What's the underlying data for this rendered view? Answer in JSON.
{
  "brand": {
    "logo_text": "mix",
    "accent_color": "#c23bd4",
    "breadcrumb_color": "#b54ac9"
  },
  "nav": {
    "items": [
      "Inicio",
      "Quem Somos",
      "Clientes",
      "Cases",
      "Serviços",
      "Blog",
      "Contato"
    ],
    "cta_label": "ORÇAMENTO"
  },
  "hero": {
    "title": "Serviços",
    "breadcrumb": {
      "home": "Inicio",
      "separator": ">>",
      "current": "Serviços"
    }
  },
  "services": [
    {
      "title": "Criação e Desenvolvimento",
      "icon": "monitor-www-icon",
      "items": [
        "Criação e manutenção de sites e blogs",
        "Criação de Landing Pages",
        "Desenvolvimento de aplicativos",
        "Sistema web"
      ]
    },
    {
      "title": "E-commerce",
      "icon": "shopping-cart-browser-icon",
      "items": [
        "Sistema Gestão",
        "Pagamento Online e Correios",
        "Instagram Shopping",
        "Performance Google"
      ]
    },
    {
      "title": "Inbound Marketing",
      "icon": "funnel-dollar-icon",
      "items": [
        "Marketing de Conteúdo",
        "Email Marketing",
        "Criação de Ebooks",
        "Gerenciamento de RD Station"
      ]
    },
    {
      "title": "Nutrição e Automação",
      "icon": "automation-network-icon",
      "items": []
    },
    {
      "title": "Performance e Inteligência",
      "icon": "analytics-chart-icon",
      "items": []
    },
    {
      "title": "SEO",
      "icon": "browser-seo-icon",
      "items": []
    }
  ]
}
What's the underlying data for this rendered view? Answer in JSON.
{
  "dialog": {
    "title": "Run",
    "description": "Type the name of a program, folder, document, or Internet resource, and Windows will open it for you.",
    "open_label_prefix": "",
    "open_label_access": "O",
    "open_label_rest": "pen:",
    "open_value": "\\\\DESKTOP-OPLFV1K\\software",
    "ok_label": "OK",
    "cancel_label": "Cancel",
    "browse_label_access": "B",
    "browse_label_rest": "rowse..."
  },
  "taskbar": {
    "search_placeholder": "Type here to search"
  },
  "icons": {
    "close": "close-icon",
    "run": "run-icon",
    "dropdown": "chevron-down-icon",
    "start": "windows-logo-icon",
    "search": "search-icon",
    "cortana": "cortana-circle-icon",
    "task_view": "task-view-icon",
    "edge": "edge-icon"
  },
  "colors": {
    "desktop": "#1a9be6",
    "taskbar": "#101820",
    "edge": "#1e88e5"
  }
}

To be done: Emit the full listing verbatim.

Task solution:
What's the underlying data for this rendered view? Answer in JSON.
{
  "brand": {
    "logo_text": "mix",
    "accent_color": "#c23bd4",
    "breadcrumb_color": "#b54ac9"
  },
  "nav": {
    "items": [
      "Inicio",
      "Quem Somos",
      "Clientes",
      "Cases",
      "Serviços",
      "Blog",
      "Contato"
    ],
    "cta_label": "ORÇAMENTO"
  },
  "hero": {
    "title": "Serviços",
    "breadcrumb": {
      "home": "Inicio",
      "separator": ">>",
      "current": "Serviços"
    }
  },
  "services": [
    {
      "title": "Criação e Desenvolvimento",
      "icon": "monitor-www-icon",
      "items": [
        "Criação e manutenção de sites e blogs",
        "Criação de Landing Pages",
        "Desenvolvimento de aplicativos",
        "Sistema web"
      ]
    },
    {
      "title": "E-commerce",
      "icon": "shopping-cart-browser-icon",
      "items": [
        "Sistema Gestão",
        "Pagamento Online e Correios",
        "Instagram Shopping",
        "Performance Google"
      ]
    },
    {
      "title": "Inbound Marketing",
      "icon": "funnel-dollar-icon",
      "items": [
        "Marketing de Conteúdo",
        "Email Marketing",
        "Criação de Ebooks",
        "Gerenciamento de RD Station"
      ]
    },
    {
      "title": "Nutrição e Automação",
      "icon": "automation-network-icon",
      "items": []
    },
    {
      "title": "Performance e Inteligência",
      "icon": "analytics-chart-icon",
      "items": []
    },
    {
      "title": "SEO",
      "icon": "browser-seo-icon",
      "items": []
    }
  ]
}
What's the underlying data for this rendered view? Answer in JSON.
{
  "dialog": {
    "title": "Run",
    "description": "Type the name of a program, folder, document, or Internet resource, and Windows will open it for you.",
    "open_label_prefix": "",
    "open_label_access": "O",
    "open_label_rest": "pen:",
    "open_value": "\\\\DESKTOP-OPLFV1K\\software",
    "ok_label": "OK",
    "cancel_label": "Cancel",
    "browse_label_access": "B",
    "browse_label_rest": "rowse..."
  },
  "taskbar": {
    "search_placeholder": "Type here to search"
  },
  "icons": {
    "close": "close-icon",
    "run": "run-icon",
    "dropdown": "chevron-down-icon",
    "start": "windows-logo-icon",
    "search": "search-icon",
    "cortana": "cortana-circle-icon",
    "task_view": "task-view-icon",
    "edge": "edge-icon"
  },
  "colors": {
    "desktop": "#1a9be6",
    "taskbar": "#101820",
    "edge": "#1e88e5"
  }
}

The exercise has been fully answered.